Problem 108

Question

Quotient of Two Complex Numbers Given two complex numbers $z_{1}=r_{1}\left(\cos \theta_{1}+i \sin \theta_{1}\right)$ and $z_{2}=r_{2}\left(\cos \theta_{2}+i \sin \theta_{2}\right), z_{2} \neq 0,$ show that $$\frac{z_{1}}{z_{2}}=\frac{r_{1}}{r_{2}}\left[\cos \left(\theta_{1}-\theta_{2}\right)+i \sin \left(\theta_{1}-\theta_{2}\right)\right]$$

Step-by-Step Solution

Verified

Answer

The expression $ \frac{z_{1}}{z_{2}} $ can indeed be simplified to $ \frac{r_{1}}{r_{2}} [ \cos ( \theta_{1} - \theta_{2} )+ i \sin ( \theta_{1} - \theta_{2} ) ] $, given that $ z_{1}=r_{1}(\cos \theta_{1}+i \sin \theta_{1}) $ and $ z_{2}=r_{2}(\cos \theta_{2}+i \sin \theta_{2}) $, and $ z_{2} \neq 0 $. This proofs the division property of complex numbers in their polar form.

1Step 1: Simplify left-side expression

Start with the left-hand side of the equation which is $ \frac{z_{1}}{z_{2}} $. This is the expression we will work on and try to simplify it to look like the right-side expression. This can be rewritten as $ \frac{r_{1}(\cos \theta_{1}+i \sin \theta_{1})}{r_{2}(\cos \theta_{2}+i \sin \theta_{2})} $.

2Step 2: Separate real and imaginary parts

Write the equation from Step 1 in the format of $ A + Bi $ where A is the real part and Bi is the imaginary part of the expression. This can be done by multiplying both numerator and denominator by the conjugate of the denominator. The resulting equation will be $ \frac{r_{1}r_{2}[(\cos \theta_{1} \cos \theta_{2} + \sin \theta_{1} \sin \theta_{2}) + i( \sin \theta_{1} \cos \theta_{2} - \cos \theta_{1} \sin \theta_{2})] }{r_{2}^{2}} $

3Step 3: Apply trigonometric identities

Now transform the expression by applying some trigonometric rules. Use the identity of cosine of difference and sine of difference, where $ \cos (A - B ) = \cos A \cos B + \sin A \sin B$ and $ \sin (A - B ) = \sin A \cos B - \cos A \sin B$. So it becomes $ \frac{r_{1}}{r_{2}} [ \cos ( \theta_{1} - \theta_{2} )+ i \sin ( \theta_{1} - \theta_{2} ) ] $

4Step 4: Final verification

The expression found in step 3 is the same as the right-hand side of the given equation.

(Spatial layout entries)

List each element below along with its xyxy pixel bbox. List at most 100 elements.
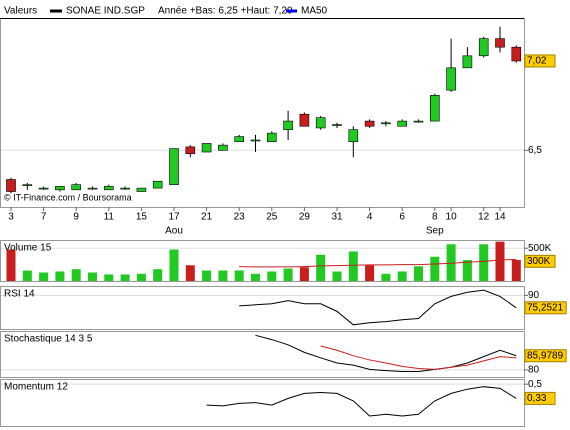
panel-title: RSI 14 — [4, 289, 35, 300]
panel-title: Volume 15 — [4, 243, 52, 254]
volume-bar — [234, 270, 244, 281]
volume-bar — [153, 269, 163, 281]
candle-body — [55, 186, 65, 191]
indicator-line — [320, 345, 517, 370]
x-tick-label: 15 — [136, 212, 148, 223]
volume-bar — [71, 269, 81, 281]
x-tick-label: 3 — [8, 212, 14, 223]
candle-body — [315, 117, 326, 129]
x-tick-label: 10 — [446, 212, 458, 223]
volume-bar — [185, 265, 195, 281]
volume-bar — [6, 249, 16, 281]
x-tick-label: 25 — [266, 212, 278, 223]
last-value-label: 75,2521 — [527, 302, 564, 313]
y-tick-label: 80 — [528, 365, 540, 376]
candle-body — [22, 184, 33, 186]
panel-title: Stochastique 14 3 5 — [4, 334, 93, 345]
candle-body — [185, 146, 196, 155]
indicator-line — [255, 334, 517, 373]
y-tick-label: 90 — [528, 290, 540, 301]
last-value-label: 0,33 — [527, 393, 547, 404]
candle-body — [6, 179, 16, 192]
candle-body — [332, 124, 342, 126]
candle-body — [201, 143, 212, 153]
volume-bar — [316, 254, 326, 281]
volume-bar — [120, 274, 130, 281]
volume-bar — [88, 272, 97, 281]
x-tick-label: 8 — [432, 212, 438, 223]
candle-body — [136, 187, 147, 192]
last-value-box — [524, 54, 556, 68]
candle-body — [364, 120, 375, 127]
panel-title: Momentum 12 — [4, 382, 68, 393]
volume-bar — [381, 273, 391, 281]
candle-body — [120, 187, 130, 190]
candle-body — [169, 148, 179, 185]
volume-bar — [283, 268, 293, 281]
last-value-box — [524, 254, 556, 268]
volume-bar — [202, 270, 212, 281]
indicator-line — [239, 289, 517, 326]
candle-body — [511, 46, 522, 62]
last-value-label: 300K — [527, 256, 551, 267]
candle-body — [104, 186, 114, 191]
candle-body — [234, 136, 244, 143]
volume-bar — [332, 271, 342, 281]
volume-bar — [397, 271, 407, 281]
last-value-label: 7,02 — [527, 56, 547, 67]
volume-bar — [414, 266, 423, 281]
volume-bar — [299, 267, 309, 281]
candle-body — [397, 120, 408, 127]
indicator-line — [239, 258, 517, 268]
volume-bar — [511, 260, 521, 281]
candle-body — [152, 180, 163, 189]
indicator-panel — [0, 286, 525, 330]
legend-series: SONAE IND.SGP — [66, 6, 145, 17]
price-panel — [0, 18, 525, 208]
candle-body — [381, 122, 391, 125]
last-value-box — [524, 349, 567, 363]
month-label: Sep — [426, 226, 444, 237]
volume-bar — [39, 272, 49, 281]
x-tick-label: 12 — [478, 212, 490, 223]
volume-bar — [55, 271, 65, 281]
volume-bar — [218, 270, 228, 281]
candle-body — [495, 38, 505, 48]
candle-body — [446, 67, 456, 91]
legend-ma: MA50 — [301, 6, 328, 17]
x-tick-label: 4 — [367, 212, 373, 223]
volume-bar — [267, 271, 277, 281]
x-tick-label: 11 — [104, 212, 115, 223]
x-tick-label: 29 — [299, 212, 311, 223]
volume-bar — [104, 274, 114, 281]
last-value-box — [524, 391, 556, 405]
volume-bar — [169, 249, 179, 281]
y-tick-label: 500K — [528, 243, 552, 254]
x-tick-label: 9 — [73, 212, 79, 223]
indicator-panel — [0, 379, 525, 427]
month-label: Aou — [165, 226, 183, 237]
candle-body — [429, 95, 440, 122]
volume-bar — [348, 251, 358, 281]
candle-body — [462, 55, 473, 69]
y-tick-label: 6,5 — [528, 145, 542, 156]
volume-bar — [136, 273, 146, 281]
candle-body — [283, 120, 293, 130]
candle-body — [71, 184, 81, 191]
candle-body — [87, 187, 98, 190]
volume-bar — [22, 270, 32, 281]
indicator-line — [206, 386, 517, 417]
last-value-label: 85,9789 — [527, 350, 564, 361]
last-value-box — [524, 301, 567, 315]
candle-body — [348, 129, 359, 143]
x-tick-label: 17 — [168, 212, 180, 223]
volume-bar — [479, 244, 489, 281]
x-tick-label: 14 — [494, 212, 506, 223]
x-tick-label: 31 — [331, 212, 343, 223]
candle-body — [413, 120, 424, 123]
volume-bar — [446, 244, 456, 281]
candle-body — [478, 38, 489, 57]
legend-label: Valeurs — [4, 6, 37, 17]
y-tick-label: 0,5 — [528, 379, 542, 390]
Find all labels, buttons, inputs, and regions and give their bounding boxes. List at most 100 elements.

Required actions ::
a - Answer these questions about the complex number quotient solution:
(i) In Step 2, what are both the numerator and the denominator multiplied by?
(ii) Which two trigonometric identities does Step 3 apply?
(iii) What condition on z₂ does the problem state?
b - Please extend the complex number quotient solution with the passage that would follow its last sentence.

Replies ::
a -
(i) The conjugate of the denominator.
(ii) The cosine of a difference and the sine of a difference: cos(A − B) = cos A cos B + sin A sin B and sin(A − B) = sin A cos B − cos A sin B.
(iii) z₂ ≠ 0.

b -
Key Concepts

Complex Number DivisionTrigonometric IdentitiesPolar Form of Complex Numbers

Complex Number Division

Dividing complex numbers can often seem daunting at first, but breaking the process down step by step can make it easier to understand, especially when the numbers are in polar form. When we divide two complex numbers, we want to find the quotient of one by the other, represented in a format that is easy to analyze.

Given two complex numbers in polar form, division will involve the moduli and arguments of these numbers separately. We start with the formula:

Numerator: $ z_1 = r_1(\cos \theta_1 + i \sin \theta_1) $
Denominator: $ z_2 = r_2(\cos \theta_2 + i \sin \theta_2) $

To divide, simplify using moduli: $ \frac{r_1}{r_2} $, and subtract arguments: $ \theta_1 - \theta_2 $. This process makes use of the identity properties of complex numbers and polar coordinates, ensuring the operation remains within the realm of polar form.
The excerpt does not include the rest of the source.